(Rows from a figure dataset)
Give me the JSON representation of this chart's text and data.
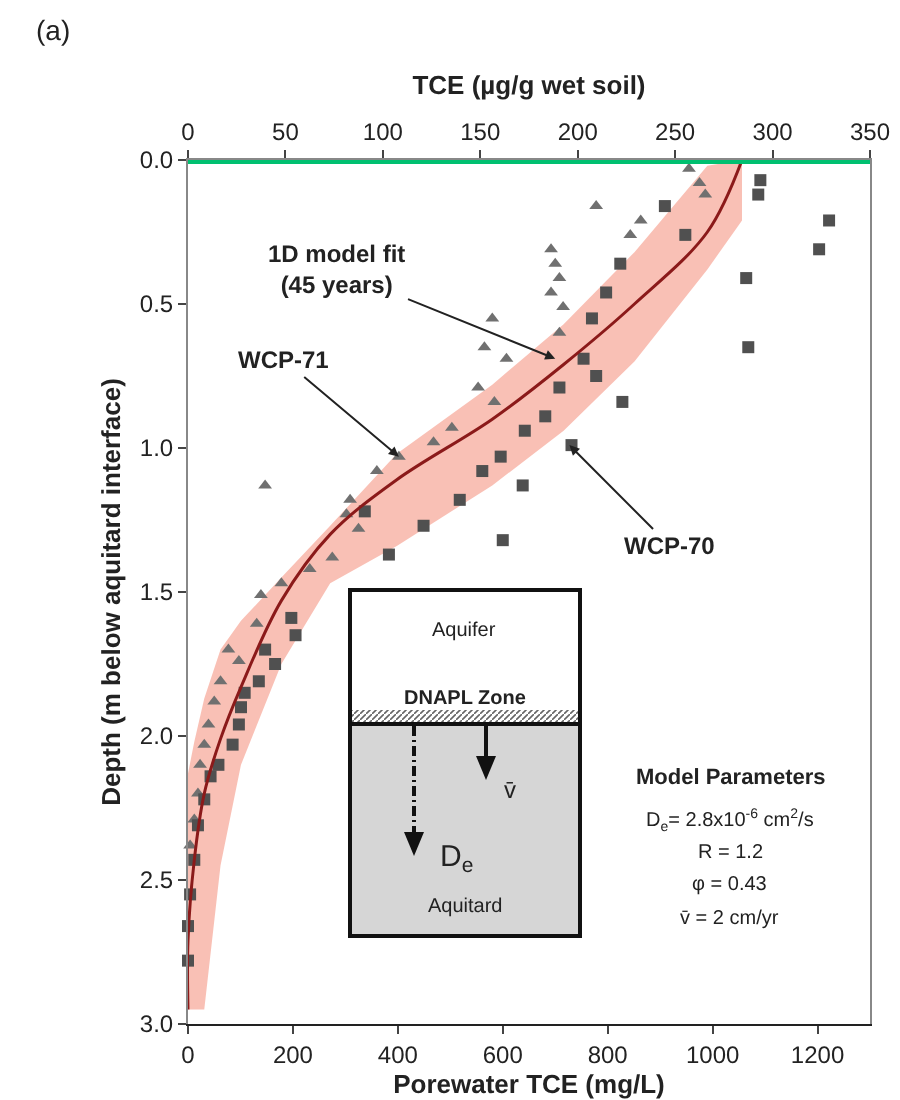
{
  "chart_data": {
    "type": "scatter",
    "xlabel": "Porewater TCE (mg/L)",
    "x2label": "TCE (µg/g wet soil)",
    "ylabel": "Depth (m below aquitard interface)",
    "xlim": [
      0,
      1300
    ],
    "xticks": [
      0,
      200,
      400,
      600,
      800,
      1000,
      1200
    ],
    "x2lim": [
      0,
      350
    ],
    "x2ticks": [
      0,
      50,
      100,
      150,
      200,
      250,
      300,
      350
    ],
    "ylim": [
      3,
      0
    ],
    "yticks": [
      {
        "value": 0,
        "label": "0.0"
      },
      0.5,
      {
        "value": 1,
        "label": "1.0"
      },
      1.5,
      {
        "value": 2,
        "label": "2.0"
      },
      2.5,
      {
        "value": 3,
        "label": "3.0"
      }
    ],
    "grid": false,
    "series": [
      {
        "marker": "triangle",
        "color": "#707070",
        "x": [
          955,
          975,
          986,
          778,
          863,
          843,
          692,
          700,
          708,
          692,
          715,
          580,
          708,
          565,
          607,
          553,
          584,
          503,
          468,
          402,
          360,
          147,
          309,
          302,
          325,
          275,
          232,
          178,
          139,
          131,
          77,
          97,
          62,
          50,
          39,
          31,
          23,
          19,
          12,
          4
        ],
        "values": [
          0.03,
          0.08,
          0.12,
          0.16,
          0.21,
          0.26,
          0.31,
          0.36,
          0.41,
          0.46,
          0.51,
          0.55,
          0.6,
          0.65,
          0.69,
          0.79,
          0.84,
          0.93,
          0.98,
          1.03,
          1.08,
          1.13,
          1.18,
          1.23,
          1.28,
          1.38,
          1.42,
          1.47,
          1.51,
          1.61,
          1.7,
          1.74,
          1.81,
          1.88,
          1.96,
          2.03,
          2.1,
          2.2,
          2.29,
          2.38
        ]
      },
      {
        "marker": "square",
        "color": "#505050",
        "x": [
          1091,
          1087,
          1222,
          1203,
          909,
          948,
          824,
          1064,
          797,
          770,
          1068,
          754,
          778,
          708,
          828,
          681,
          642,
          731,
          596,
          561,
          638,
          518,
          337,
          449,
          600,
          383,
          197,
          205,
          147,
          166,
          135,
          108,
          101,
          97,
          85,
          58,
          43,
          31,
          19,
          12,
          4,
          0,
          0
        ],
        "values": [
          0.07,
          0.12,
          0.21,
          0.31,
          0.16,
          0.26,
          0.36,
          0.41,
          0.46,
          0.55,
          0.65,
          0.69,
          0.75,
          0.79,
          0.84,
          0.89,
          0.94,
          0.99,
          1.03,
          1.08,
          1.13,
          1.18,
          1.22,
          1.27,
          1.32,
          1.37,
          1.59,
          1.65,
          1.7,
          1.75,
          1.81,
          1.85,
          1.9,
          1.96,
          2.03,
          2.1,
          2.14,
          2.22,
          2.31,
          2.43,
          2.55,
          2.66,
          2.78
        ]
      },
      {
        "type": "line",
        "marker": "none",
        "line_style": "solid",
        "color": "#8b1a1a",
        "x": [
          1056,
          990,
          851,
          716,
          580,
          398,
          271,
          178,
          101,
          62,
          31,
          12,
          0,
          0
        ],
        "values": [
          0,
          0.25,
          0.5,
          0.71,
          0.9,
          1.11,
          1.3,
          1.53,
          1.83,
          2.01,
          2.2,
          2.43,
          2.71,
          2.95
        ],
        "lower": [
          0,
          0.02,
          0.32,
          0.57,
          0.78,
          1.02,
          1.27,
          1.45,
          1.6,
          1.7,
          1.87,
          2.02,
          2.13,
          2.13
        ],
        "upper": [
          0.21,
          0.38,
          0.7,
          0.94,
          1.13,
          1.34,
          1.47,
          1.75,
          2.1,
          2.45,
          2.95,
          2.95,
          2.95,
          2.95
        ]
      }
    ],
    "ref_lines": [
      {
        "axis": "y",
        "value": 0,
        "color": "#00c070"
      }
    ],
    "annotations": [
      "(a)",
      {
        "text": "1D model fit\n(45 years)",
        "x": 700,
        "y": 0.69
      },
      {
        "text": "WCP-71",
        "x": 402,
        "y": 1.03
      },
      {
        "text": "WCP-70",
        "x": 727,
        "y": 0.99
      },
      "Model Parameters",
      "D$_{e}$= 2.8x10$^{-6}$ cm$^{2}$/s",
      "R = 1.2",
      "φ = 0.43",
      "v̄ = 2 cm/yr",
      "Aquifer",
      "DNAPL Zone",
      "v̄",
      "D$_{e}$",
      "Aquitard"
    ]
  }
}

# EXERCISE INSTRUCTIONS:
Repeat the lines above exactly, and keep every picture out.

# TASK RESPONSE:
Give me the JSON representation of this chart's text and data.
{
  "chart_data": {
    "type": "scatter",
    "xlabel": "Porewater TCE (mg/L)",
    "x2label": "TCE (µg/g wet soil)",
    "ylabel": "Depth (m below aquitard interface)",
    "xlim": [
      0,
      1300
    ],
    "xticks": [
      0,
      200,
      400,
      600,
      800,
      1000,
      1200
    ],
    "x2lim": [
      0,
      350
    ],
    "x2ticks": [
      0,
      50,
      100,
      150,
      200,
      250,
      300,
      350
    ],
    "ylim": [
      3,
      0
    ],
    "yticks": [
      {
        "value": 0,
        "label": "0.0"
      },
      0.5,
      {
        "value": 1,
        "label": "1.0"
      },
      1.5,
      {
        "value": 2,
        "label": "2.0"
      },
      2.5,
      {
        "value": 3,
        "label": "3.0"
      }
    ],
    "grid": false,
    "series": [
      {
        "marker": "triangle",
        "color": "#707070",
        "x": [
          955,
          975,
          986,
          778,
          863,
          843,
          692,
          700,
          708,
          692,
          715,
          580,
          708,
          565,
          607,
          553,
          584,
          503,
          468,
          402,
          360,
          147,
          309,
          302,
          325,
          275,
          232,
          178,
          139,
          131,
          77,
          97,
          62,
          50,
          39,
          31,
          23,
          19,
          12,
          4
        ],
        "values": [
          0.03,
          0.08,
          0.12,
          0.16,
          0.21,
          0.26,
          0.31,
          0.36,
          0.41,
          0.46,
          0.51,
          0.55,
          0.6,
          0.65,
          0.69,
          0.79,
          0.84,
          0.93,
          0.98,
          1.03,
          1.08,
          1.13,
          1.18,
          1.23,
          1.28,
          1.38,
          1.42,
          1.47,
          1.51,
          1.61,
          1.7,
          1.74,
          1.81,
          1.88,
          1.96,
          2.03,
          2.1,
          2.2,
          2.29,
          2.38
        ]
      },
      {
        "marker": "square",
        "color": "#505050",
        "x": [
          1091,
          1087,
          1222,
          1203,
          909,
          948,
          824,
          1064,
          797,
          770,
          1068,
          754,
          778,
          708,
          828,
          681,
          642,
          731,
          596,
          561,
          638,
          518,
          337,
          449,
          600,
          383,
          197,
          205,
          147,
          166,
          135,
          108,
          101,
          97,
          85,
          58,
          43,
          31,
          19,
          12,
          4,
          0,
          0
        ],
        "values": [
          0.07,
          0.12,
          0.21,
          0.31,
          0.16,
          0.26,
          0.36,
          0.41,
          0.46,
          0.55,
          0.65,
          0.69,
          0.75,
          0.79,
          0.84,
          0.89,
          0.94,
          0.99,
          1.03,
          1.08,
          1.13,
          1.18,
          1.22,
          1.27,
          1.32,
          1.37,
          1.59,
          1.65,
          1.7,
          1.75,
          1.81,
          1.85,
          1.9,
          1.96,
          2.03,
          2.1,
          2.14,
          2.22,
          2.31,
          2.43,
          2.55,
          2.66,
          2.78
        ]
      },
      {
        "type": "line",
        "marker": "none",
        "line_style": "solid",
        "color": "#8b1a1a",
        "x": [
          1056,
          990,
          851,
          716,
          580,
          398,
          271,
          178,
          101,
          62,
          31,
          12,
          0,
          0
        ],
        "values": [
          0,
          0.25,
          0.5,
          0.71,
          0.9,
          1.11,
          1.3,
          1.53,
          1.83,
          2.01,
          2.2,
          2.43,
          2.71,
          2.95
        ],
        "lower": [
          0,
          0.02,
          0.32,
          0.57,
          0.78,
          1.02,
          1.27,
          1.45,
          1.6,
          1.7,
          1.87,
          2.02,
          2.13,
          2.13
        ],
        "upper": [
          0.21,
          0.38,
          0.7,
          0.94,
          1.13,
          1.34,
          1.47,
          1.75,
          2.1,
          2.45,
          2.95,
          2.95,
          2.95,
          2.95
        ]
      }
    ],
    "ref_lines": [
      {
        "axis": "y",
        "value": 0,
        "color": "#00c070"
      }
    ],
    "annotations": [
      "(a)",
      {
        "text": "1D model fit\n(45 years)",
        "x": 700,
        "y": 0.69
      },
      {
        "text": "WCP-71",
        "x": 402,
        "y": 1.03
      },
      {
        "text": "WCP-70",
        "x": 727,
        "y": 0.99
      },
      "Model Parameters",
      "D$_{e}$= 2.8x10$^{-6}$ cm$^{2}$/s",
      "R = 1.2",
      "φ = 0.43",
      "v̄ = 2 cm/yr",
      "Aquifer",
      "DNAPL Zone",
      "v̄",
      "D$_{e}$",
      "Aquitard"
    ]
  }
}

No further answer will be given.